## Assigned task
Word for word, retype every entry in the listing.

## Supplied material
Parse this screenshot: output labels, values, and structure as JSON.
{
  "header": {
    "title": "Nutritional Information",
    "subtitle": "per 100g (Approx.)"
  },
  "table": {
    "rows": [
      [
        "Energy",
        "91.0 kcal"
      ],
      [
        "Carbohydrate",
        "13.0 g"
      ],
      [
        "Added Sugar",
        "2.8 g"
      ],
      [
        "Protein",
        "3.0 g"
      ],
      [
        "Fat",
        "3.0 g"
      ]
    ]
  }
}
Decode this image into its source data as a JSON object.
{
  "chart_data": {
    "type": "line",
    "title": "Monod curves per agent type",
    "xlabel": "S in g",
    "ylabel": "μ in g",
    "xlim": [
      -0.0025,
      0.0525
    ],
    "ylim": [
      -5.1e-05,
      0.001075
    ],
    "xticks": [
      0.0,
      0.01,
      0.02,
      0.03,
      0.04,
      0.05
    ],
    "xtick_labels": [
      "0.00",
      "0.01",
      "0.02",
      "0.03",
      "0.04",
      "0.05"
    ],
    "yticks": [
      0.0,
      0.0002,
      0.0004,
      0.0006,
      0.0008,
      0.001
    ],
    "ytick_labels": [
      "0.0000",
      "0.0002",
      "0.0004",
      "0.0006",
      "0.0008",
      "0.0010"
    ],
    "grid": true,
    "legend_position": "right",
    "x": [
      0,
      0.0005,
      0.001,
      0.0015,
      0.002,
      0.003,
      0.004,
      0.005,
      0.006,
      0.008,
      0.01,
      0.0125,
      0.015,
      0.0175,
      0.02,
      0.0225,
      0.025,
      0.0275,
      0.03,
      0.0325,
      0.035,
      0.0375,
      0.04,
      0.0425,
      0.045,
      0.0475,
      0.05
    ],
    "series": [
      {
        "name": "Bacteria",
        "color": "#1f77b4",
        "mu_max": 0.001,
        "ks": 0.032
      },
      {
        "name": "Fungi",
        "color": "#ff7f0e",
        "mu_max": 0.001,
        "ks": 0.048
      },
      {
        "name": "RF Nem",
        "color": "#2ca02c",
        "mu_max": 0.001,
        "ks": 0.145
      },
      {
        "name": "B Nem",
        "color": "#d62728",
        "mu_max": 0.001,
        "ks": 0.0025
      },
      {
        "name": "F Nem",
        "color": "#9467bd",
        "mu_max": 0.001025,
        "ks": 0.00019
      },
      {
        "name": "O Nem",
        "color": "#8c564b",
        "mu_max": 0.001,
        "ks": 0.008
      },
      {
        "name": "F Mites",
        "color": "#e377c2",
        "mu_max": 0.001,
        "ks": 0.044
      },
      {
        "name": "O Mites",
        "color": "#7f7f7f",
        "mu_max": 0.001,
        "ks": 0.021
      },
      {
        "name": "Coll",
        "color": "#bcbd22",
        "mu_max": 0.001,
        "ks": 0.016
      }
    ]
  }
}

## Answer section
Parse this screenshot: output labels, values, and structure as JSON.
{
  "header": {
    "title": "Nutritional Information",
    "subtitle": "per 100g (Approx.)"
  },
  "table": {
    "rows": [
      [
        "Energy",
        "91.0 kcal"
      ],
      [
        "Carbohydrate",
        "13.0 g"
      ],
      [
        "Added Sugar",
        "2.8 g"
      ],
      [
        "Protein",
        "3.0 g"
      ],
      [
        "Fat",
        "3.0 g"
      ]
    ]
  }
}
Decode this image into its source data as a JSON object.
{
  "chart_data": {
    "type": "line",
    "title": "Monod curves per agent type",
    "xlabel": "S in g",
    "ylabel": "μ in g",
    "xlim": [
      -0.0025,
      0.0525
    ],
    "ylim": [
      -5.1e-05,
      0.001075
    ],
    "xticks": [
      0.0,
      0.01,
      0.02,
      0.03,
      0.04,
      0.05
    ],
    "xtick_labels": [
      "0.00",
      "0.01",
      "0.02",
      "0.03",
      "0.04",
      "0.05"
    ],
    "yticks": [
      0.0,
      0.0002,
      0.0004,
      0.0006,
      0.0008,
      0.001
    ],
    "ytick_labels": [
      "0.0000",
      "0.0002",
      "0.0004",
      "0.0006",
      "0.0008",
      "0.0010"
    ],
    "grid": true,
    "legend_position": "right",
    "x": [
      0,
      0.0005,
      0.001,
      0.0015,
      0.002,
      0.003,
      0.004,
      0.005,
      0.006,
      0.008,
      0.01,
      0.0125,
      0.015,
      0.0175,
      0.02,
      0.0225,
      0.025,
      0.0275,
      0.03,
      0.0325,
      0.035,
      0.0375,
      0.04,
      0.0425,
      0.045,
      0.0475,
      0.05
    ],
    "series": [
      {
        "name": "Bacteria",
        "color": "#1f77b4",
        "mu_max": 0.001,
        "ks": 0.032
      },
      {
        "name": "Fungi",
        "color": "#ff7f0e",
        "mu_max": 0.001,
        "ks": 0.048
      },
      {
        "name": "RF Nem",
        "color": "#2ca02c",
        "mu_max": 0.001,
        "ks": 0.145
      },
      {
        "name": "B Nem",
        "color": "#d62728",
        "mu_max": 0.001,
        "ks": 0.0025
      },
      {
        "name": "F Nem",
        "color": "#9467bd",
        "mu_max": 0.001025,
        "ks": 0.00019
      },
      {
        "name": "O Nem",
        "color": "#8c564b",
        "mu_max": 0.001,
        "ks": 0.008
      },
      {
        "name": "F Mites",
        "color": "#e377c2",
        "mu_max": 0.001,
        "ks": 0.044
      },
      {
        "name": "O Mites",
        "color": "#7f7f7f",
        "mu_max": 0.001,
        "ks": 0.021
      },
      {
        "name": "Coll",
        "color": "#bcbd22",
        "mu_max": 0.001,
        "ks": 0.016
      }
    ]
  }
}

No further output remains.